For the material that follows, list every line containing the word "image".

Entries taken from a collection
--------------------------------
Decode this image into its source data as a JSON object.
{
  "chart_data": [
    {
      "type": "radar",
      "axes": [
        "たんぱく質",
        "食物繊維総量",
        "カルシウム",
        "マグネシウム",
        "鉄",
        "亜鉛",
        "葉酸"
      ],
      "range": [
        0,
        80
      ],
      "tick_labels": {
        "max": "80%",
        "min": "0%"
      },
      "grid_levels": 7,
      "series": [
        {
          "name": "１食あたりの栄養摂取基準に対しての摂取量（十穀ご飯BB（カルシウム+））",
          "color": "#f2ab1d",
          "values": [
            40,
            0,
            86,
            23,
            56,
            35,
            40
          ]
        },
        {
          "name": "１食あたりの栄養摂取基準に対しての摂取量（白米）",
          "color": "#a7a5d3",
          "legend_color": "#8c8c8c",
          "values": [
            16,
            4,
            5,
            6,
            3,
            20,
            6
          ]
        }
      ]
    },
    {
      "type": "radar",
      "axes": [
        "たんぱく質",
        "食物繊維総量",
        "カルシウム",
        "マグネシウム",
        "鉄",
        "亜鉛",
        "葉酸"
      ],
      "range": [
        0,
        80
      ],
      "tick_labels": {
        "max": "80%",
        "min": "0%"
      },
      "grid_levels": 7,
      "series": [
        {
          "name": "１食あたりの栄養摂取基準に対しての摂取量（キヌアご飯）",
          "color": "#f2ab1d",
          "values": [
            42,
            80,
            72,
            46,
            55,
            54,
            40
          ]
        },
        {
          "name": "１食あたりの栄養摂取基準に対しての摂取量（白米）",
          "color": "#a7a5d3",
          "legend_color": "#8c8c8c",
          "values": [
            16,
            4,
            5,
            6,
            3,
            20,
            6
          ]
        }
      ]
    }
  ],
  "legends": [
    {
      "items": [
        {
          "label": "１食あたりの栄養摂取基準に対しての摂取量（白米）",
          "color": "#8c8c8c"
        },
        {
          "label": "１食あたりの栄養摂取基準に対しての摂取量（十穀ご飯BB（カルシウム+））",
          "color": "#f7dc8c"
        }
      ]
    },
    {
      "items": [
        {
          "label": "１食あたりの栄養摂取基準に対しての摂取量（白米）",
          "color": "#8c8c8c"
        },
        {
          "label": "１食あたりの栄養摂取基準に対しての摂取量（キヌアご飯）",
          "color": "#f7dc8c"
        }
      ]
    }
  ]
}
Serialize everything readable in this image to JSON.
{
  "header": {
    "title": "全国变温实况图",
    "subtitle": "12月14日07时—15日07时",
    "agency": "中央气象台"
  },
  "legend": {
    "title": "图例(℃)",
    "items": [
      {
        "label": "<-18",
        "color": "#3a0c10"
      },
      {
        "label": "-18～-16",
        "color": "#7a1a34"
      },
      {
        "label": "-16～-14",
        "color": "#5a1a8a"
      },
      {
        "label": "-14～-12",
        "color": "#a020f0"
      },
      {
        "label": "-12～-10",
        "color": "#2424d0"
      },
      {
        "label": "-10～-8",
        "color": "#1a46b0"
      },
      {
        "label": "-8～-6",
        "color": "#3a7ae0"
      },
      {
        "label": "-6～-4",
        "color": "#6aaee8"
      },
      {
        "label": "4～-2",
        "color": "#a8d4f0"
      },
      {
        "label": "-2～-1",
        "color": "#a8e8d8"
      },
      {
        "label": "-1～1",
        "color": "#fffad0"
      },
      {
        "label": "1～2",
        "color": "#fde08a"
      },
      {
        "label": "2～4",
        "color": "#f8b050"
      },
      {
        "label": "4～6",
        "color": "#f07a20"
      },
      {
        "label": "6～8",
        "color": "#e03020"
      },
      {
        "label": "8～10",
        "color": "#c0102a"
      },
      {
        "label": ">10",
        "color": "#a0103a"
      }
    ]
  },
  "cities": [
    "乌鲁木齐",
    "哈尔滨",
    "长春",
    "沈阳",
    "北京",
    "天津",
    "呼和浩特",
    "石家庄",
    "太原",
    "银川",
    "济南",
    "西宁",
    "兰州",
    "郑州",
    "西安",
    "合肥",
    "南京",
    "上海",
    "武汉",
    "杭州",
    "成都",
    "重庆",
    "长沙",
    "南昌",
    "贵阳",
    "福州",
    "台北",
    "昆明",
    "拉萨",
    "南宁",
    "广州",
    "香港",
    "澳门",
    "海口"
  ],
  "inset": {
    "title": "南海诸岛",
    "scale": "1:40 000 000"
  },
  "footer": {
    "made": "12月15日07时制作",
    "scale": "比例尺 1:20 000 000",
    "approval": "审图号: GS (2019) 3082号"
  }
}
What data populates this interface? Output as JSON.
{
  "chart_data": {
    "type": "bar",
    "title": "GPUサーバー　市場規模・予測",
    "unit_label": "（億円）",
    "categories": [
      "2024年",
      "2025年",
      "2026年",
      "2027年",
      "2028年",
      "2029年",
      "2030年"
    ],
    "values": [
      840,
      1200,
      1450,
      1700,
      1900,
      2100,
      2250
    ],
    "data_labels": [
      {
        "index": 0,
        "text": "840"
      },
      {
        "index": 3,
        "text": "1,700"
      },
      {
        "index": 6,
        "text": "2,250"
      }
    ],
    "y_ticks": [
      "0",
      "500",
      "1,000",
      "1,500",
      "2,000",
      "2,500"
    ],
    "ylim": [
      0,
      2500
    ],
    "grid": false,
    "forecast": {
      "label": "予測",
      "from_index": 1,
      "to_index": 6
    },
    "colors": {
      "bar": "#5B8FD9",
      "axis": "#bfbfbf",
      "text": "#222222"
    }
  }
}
--------------------------------
The solution:
Decode this image into its source data as a JSON object.
Serialize everything readable in this image to JSON.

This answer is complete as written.